All records are to be retyped faithfully and completely.

* Data entries for graphics *
>> BEGIN

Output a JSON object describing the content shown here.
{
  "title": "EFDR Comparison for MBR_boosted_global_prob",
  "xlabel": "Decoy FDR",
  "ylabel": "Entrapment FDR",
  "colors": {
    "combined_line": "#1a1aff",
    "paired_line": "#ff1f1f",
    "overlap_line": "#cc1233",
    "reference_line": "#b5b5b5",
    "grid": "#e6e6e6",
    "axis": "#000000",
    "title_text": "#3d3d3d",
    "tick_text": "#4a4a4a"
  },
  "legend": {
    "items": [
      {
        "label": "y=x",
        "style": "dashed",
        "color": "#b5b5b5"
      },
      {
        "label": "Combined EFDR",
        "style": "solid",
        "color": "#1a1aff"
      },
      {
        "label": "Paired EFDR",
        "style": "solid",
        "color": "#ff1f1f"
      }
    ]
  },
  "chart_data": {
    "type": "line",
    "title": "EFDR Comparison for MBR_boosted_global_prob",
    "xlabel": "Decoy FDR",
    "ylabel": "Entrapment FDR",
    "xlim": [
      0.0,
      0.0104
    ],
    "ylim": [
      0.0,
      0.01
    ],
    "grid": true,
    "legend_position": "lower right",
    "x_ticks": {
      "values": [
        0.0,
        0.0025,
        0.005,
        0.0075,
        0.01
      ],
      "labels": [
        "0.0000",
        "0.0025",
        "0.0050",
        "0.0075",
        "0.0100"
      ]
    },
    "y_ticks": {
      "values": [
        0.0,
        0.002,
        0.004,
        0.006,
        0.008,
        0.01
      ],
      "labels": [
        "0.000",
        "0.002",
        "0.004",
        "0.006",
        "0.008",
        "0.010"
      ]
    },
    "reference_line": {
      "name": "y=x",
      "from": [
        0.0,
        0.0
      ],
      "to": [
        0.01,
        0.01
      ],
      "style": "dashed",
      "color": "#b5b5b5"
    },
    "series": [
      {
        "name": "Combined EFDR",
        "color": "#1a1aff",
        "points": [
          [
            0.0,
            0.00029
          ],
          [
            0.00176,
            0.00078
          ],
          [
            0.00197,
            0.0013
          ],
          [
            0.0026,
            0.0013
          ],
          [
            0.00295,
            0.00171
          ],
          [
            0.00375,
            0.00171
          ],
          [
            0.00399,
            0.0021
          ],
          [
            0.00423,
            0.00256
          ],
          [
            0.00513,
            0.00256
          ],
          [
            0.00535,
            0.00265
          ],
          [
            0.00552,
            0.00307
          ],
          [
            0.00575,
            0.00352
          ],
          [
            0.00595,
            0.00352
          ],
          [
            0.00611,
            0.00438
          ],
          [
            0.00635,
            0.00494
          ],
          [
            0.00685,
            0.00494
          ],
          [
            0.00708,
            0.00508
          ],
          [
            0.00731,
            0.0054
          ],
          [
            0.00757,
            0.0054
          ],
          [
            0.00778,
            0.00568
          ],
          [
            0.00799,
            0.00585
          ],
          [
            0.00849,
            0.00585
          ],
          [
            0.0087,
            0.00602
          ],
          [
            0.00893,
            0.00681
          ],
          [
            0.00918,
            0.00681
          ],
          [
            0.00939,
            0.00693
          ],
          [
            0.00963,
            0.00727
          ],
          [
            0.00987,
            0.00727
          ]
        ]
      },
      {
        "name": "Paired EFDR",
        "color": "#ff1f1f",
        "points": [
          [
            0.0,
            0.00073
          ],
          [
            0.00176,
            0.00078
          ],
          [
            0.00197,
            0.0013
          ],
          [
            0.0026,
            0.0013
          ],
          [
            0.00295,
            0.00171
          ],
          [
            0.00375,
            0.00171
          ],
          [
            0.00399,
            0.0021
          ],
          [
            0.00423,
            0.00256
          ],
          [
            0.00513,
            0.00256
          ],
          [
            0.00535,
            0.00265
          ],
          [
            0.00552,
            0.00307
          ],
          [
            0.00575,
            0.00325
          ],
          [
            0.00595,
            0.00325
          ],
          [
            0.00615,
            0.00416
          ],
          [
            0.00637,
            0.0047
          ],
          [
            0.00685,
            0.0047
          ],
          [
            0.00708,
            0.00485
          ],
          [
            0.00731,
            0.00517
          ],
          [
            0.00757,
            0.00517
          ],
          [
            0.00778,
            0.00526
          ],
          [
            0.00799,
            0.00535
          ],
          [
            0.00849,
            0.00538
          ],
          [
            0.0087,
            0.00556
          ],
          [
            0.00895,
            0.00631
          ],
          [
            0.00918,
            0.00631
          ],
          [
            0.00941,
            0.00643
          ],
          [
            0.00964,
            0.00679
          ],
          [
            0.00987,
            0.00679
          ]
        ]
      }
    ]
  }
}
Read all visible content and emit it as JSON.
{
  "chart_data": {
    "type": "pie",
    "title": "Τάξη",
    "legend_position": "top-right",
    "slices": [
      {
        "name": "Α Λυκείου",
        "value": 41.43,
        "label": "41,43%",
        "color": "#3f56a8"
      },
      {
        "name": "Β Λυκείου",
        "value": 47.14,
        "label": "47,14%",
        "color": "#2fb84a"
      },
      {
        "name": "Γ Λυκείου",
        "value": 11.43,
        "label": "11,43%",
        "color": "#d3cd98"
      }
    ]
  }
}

>> END

* The output *
Output a JSON object describing the content shown here.
{
  "title": "EFDR Comparison for MBR_boosted_global_prob",
  "xlabel": "Decoy FDR",
  "ylabel": "Entrapment FDR",
  "colors": {
    "combined_line": "#1a1aff",
    "paired_line": "#ff1f1f",
    "overlap_line": "#cc1233",
    "reference_line": "#b5b5b5",
    "grid": "#e6e6e6",
    "axis": "#000000",
    "title_text": "#3d3d3d",
    "tick_text": "#4a4a4a"
  },
  "legend": {
    "items": [
      {
        "label": "y=x",
        "style": "dashed",
        "color": "#b5b5b5"
      },
      {
        "label": "Combined EFDR",
        "style": "solid",
        "color": "#1a1aff"
      },
      {
        "label": "Paired EFDR",
        "style": "solid",
        "color": "#ff1f1f"
      }
    ]
  },
  "chart_data": {
    "type": "line",
    "title": "EFDR Comparison for MBR_boosted_global_prob",
    "xlabel": "Decoy FDR",
    "ylabel": "Entrapment FDR",
    "xlim": [
      0.0,
      0.0104
    ],
    "ylim": [
      0.0,
      0.01
    ],
    "grid": true,
    "legend_position": "lower right",
    "x_ticks": {
      "values": [
        0.0,
        0.0025,
        0.005,
        0.0075,
        0.01
      ],
      "labels": [
        "0.0000",
        "0.0025",
        "0.0050",
        "0.0075",
        "0.0100"
      ]
    },
    "y_ticks": {
      "values": [
        0.0,
        0.002,
        0.004,
        0.006,
        0.008,
        0.01
      ],
      "labels": [
        "0.000",
        "0.002",
        "0.004",
        "0.006",
        "0.008",
        "0.010"
      ]
    },
    "reference_line": {
      "name": "y=x",
      "from": [
        0.0,
        0.0
      ],
      "to": [
        0.01,
        0.01
      ],
      "style": "dashed",
      "color": "#b5b5b5"
    },
    "series": [
      {
        "name": "Combined EFDR",
        "color": "#1a1aff",
        "points": [
          [
            0.0,
            0.00029
          ],
          [
            0.00176,
            0.00078
          ],
          [
            0.00197,
            0.0013
          ],
          [
            0.0026,
            0.0013
          ],
          [
            0.00295,
            0.00171
          ],
          [
            0.00375,
            0.00171
          ],
          [
            0.00399,
            0.0021
          ],
          [
            0.00423,
            0.00256
          ],
          [
            0.00513,
            0.00256
          ],
          [
            0.00535,
            0.00265
          ],
          [
            0.00552,
            0.00307
          ],
          [
            0.00575,
            0.00352
          ],
          [
            0.00595,
            0.00352
          ],
          [
            0.00611,
            0.00438
          ],
          [
            0.00635,
            0.00494
          ],
          [
            0.00685,
            0.00494
          ],
          [
            0.00708,
            0.00508
          ],
          [
            0.00731,
            0.0054
          ],
          [
            0.00757,
            0.0054
          ],
          [
            0.00778,
            0.00568
          ],
          [
            0.00799,
            0.00585
          ],
          [
            0.00849,
            0.00585
          ],
          [
            0.0087,
            0.00602
          ],
          [
            0.00893,
            0.00681
          ],
          [
            0.00918,
            0.00681
          ],
          [
            0.00939,
            0.00693
          ],
          [
            0.00963,
            0.00727
          ],
          [
            0.00987,
            0.00727
          ]
        ]
      },
      {
        "name": "Paired EFDR",
        "color": "#ff1f1f",
        "points": [
          [
            0.0,
            0.00073
          ],
          [
            0.00176,
            0.00078
          ],
          [
            0.00197,
            0.0013
          ],
          [
            0.0026,
            0.0013
          ],
          [
            0.00295,
            0.00171
          ],
          [
            0.00375,
            0.00171
          ],
          [
            0.00399,
            0.0021
          ],
          [
            0.00423,
            0.00256
          ],
          [
            0.00513,
            0.00256
          ],
          [
            0.00535,
            0.00265
          ],
          [
            0.00552,
            0.00307
          ],
          [
            0.00575,
            0.00325
          ],
          [
            0.00595,
            0.00325
          ],
          [
            0.00615,
            0.00416
          ],
          [
            0.00637,
            0.0047
          ],
          [
            0.00685,
            0.0047
          ],
          [
            0.00708,
            0.00485
          ],
          [
            0.00731,
            0.00517
          ],
          [
            0.00757,
            0.00517
          ],
          [
            0.00778,
            0.00526
          ],
          [
            0.00799,
            0.00535
          ],
          [
            0.00849,
            0.00538
          ],
          [
            0.0087,
            0.00556
          ],
          [
            0.00895,
            0.00631
          ],
          [
            0.00918,
            0.00631
          ],
          [
            0.00941,
            0.00643
          ],
          [
            0.00964,
            0.00679
          ],
          [
            0.00987,
            0.00679
          ]
        ]
      }
    ]
  }
}
Read all visible content and emit it as JSON.
{
  "chart_data": {
    "type": "pie",
    "title": "Τάξη",
    "legend_position": "top-right",
    "slices": [
      {
        "name": "Α Λυκείου",
        "value": 41.43,
        "label": "41,43%",
        "color": "#3f56a8"
      },
      {
        "name": "Β Λυκείου",
        "value": 47.14,
        "label": "47,14%",
        "color": "#2fb84a"
      },
      {
        "name": "Γ Λυκείου",
        "value": 11.43,
        "label": "11,43%",
        "color": "#d3cd98"
      }
    ]
  }
}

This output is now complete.